■ **What the task asks**
Write down every entry below once more, exactly.

- - -

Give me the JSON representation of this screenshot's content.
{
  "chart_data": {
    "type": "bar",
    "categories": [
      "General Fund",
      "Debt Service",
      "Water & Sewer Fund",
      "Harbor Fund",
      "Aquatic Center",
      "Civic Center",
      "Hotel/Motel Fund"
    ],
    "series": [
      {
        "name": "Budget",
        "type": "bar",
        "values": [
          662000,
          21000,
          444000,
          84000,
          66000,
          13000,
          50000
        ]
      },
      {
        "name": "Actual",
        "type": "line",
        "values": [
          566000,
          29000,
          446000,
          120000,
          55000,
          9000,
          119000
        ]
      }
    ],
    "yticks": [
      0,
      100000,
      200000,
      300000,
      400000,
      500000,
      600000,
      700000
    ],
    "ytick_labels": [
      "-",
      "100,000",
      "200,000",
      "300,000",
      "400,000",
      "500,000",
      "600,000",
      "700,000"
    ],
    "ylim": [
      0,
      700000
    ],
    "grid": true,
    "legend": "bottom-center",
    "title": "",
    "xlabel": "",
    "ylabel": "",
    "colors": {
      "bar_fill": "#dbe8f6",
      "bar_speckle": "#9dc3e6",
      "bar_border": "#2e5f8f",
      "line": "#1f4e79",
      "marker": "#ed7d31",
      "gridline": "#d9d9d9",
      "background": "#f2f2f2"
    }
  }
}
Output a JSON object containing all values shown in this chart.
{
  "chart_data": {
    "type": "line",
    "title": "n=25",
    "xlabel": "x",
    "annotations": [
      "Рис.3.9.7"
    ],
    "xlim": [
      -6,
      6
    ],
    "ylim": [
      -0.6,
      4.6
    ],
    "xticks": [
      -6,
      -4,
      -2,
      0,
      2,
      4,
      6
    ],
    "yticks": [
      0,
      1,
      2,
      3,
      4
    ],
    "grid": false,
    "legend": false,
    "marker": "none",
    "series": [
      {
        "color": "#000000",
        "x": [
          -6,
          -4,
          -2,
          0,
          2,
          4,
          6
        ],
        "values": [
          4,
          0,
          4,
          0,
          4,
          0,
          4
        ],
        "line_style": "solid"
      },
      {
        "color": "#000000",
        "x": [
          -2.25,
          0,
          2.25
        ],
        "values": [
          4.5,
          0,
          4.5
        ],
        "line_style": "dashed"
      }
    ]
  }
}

- - -

■ **Answer in full**
Give me the JSON representation of this screenshot's content.
{
  "chart_data": {
    "type": "bar",
    "categories": [
      "General Fund",
      "Debt Service",
      "Water & Sewer Fund",
      "Harbor Fund",
      "Aquatic Center",
      "Civic Center",
      "Hotel/Motel Fund"
    ],
    "series": [
      {
        "name": "Budget",
        "type": "bar",
        "values": [
          662000,
          21000,
          444000,
          84000,
          66000,
          13000,
          50000
        ]
      },
      {
        "name": "Actual",
        "type": "line",
        "values": [
          566000,
          29000,
          446000,
          120000,
          55000,
          9000,
          119000
        ]
      }
    ],
    "yticks": [
      0,
      100000,
      200000,
      300000,
      400000,
      500000,
      600000,
      700000
    ],
    "ytick_labels": [
      "-",
      "100,000",
      "200,000",
      "300,000",
      "400,000",
      "500,000",
      "600,000",
      "700,000"
    ],
    "ylim": [
      0,
      700000
    ],
    "grid": true,
    "legend": "bottom-center",
    "title": "",
    "xlabel": "",
    "ylabel": "",
    "colors": {
      "bar_fill": "#dbe8f6",
      "bar_speckle": "#9dc3e6",
      "bar_border": "#2e5f8f",
      "line": "#1f4e79",
      "marker": "#ed7d31",
      "gridline": "#d9d9d9",
      "background": "#f2f2f2"
    }
  }
}
Output a JSON object containing all values shown in this chart.
{
  "chart_data": {
    "type": "line",
    "title": "n=25",
    "xlabel": "x",
    "annotations": [
      "Рис.3.9.7"
    ],
    "xlim": [
      -6,
      6
    ],
    "ylim": [
      -0.6,
      4.6
    ],
    "xticks": [
      -6,
      -4,
      -2,
      0,
      2,
      4,
      6
    ],
    "yticks": [
      0,
      1,
      2,
      3,
      4
    ],
    "grid": false,
    "legend": false,
    "marker": "none",
    "series": [
      {
        "color": "#000000",
        "x": [
          -6,
          -4,
          -2,
          0,
          2,
          4,
          6
        ],
        "values": [
          4,
          0,
          4,
          0,
          4,
          0,
          4
        ],
        "line_style": "solid"
      },
      {
        "color": "#000000",
        "x": [
          -2.25,
          0,
          2.25
        ],
        "values": [
          4.5,
          0,
          4.5
        ],
        "line_style": "dashed"
      }
    ]
  }
}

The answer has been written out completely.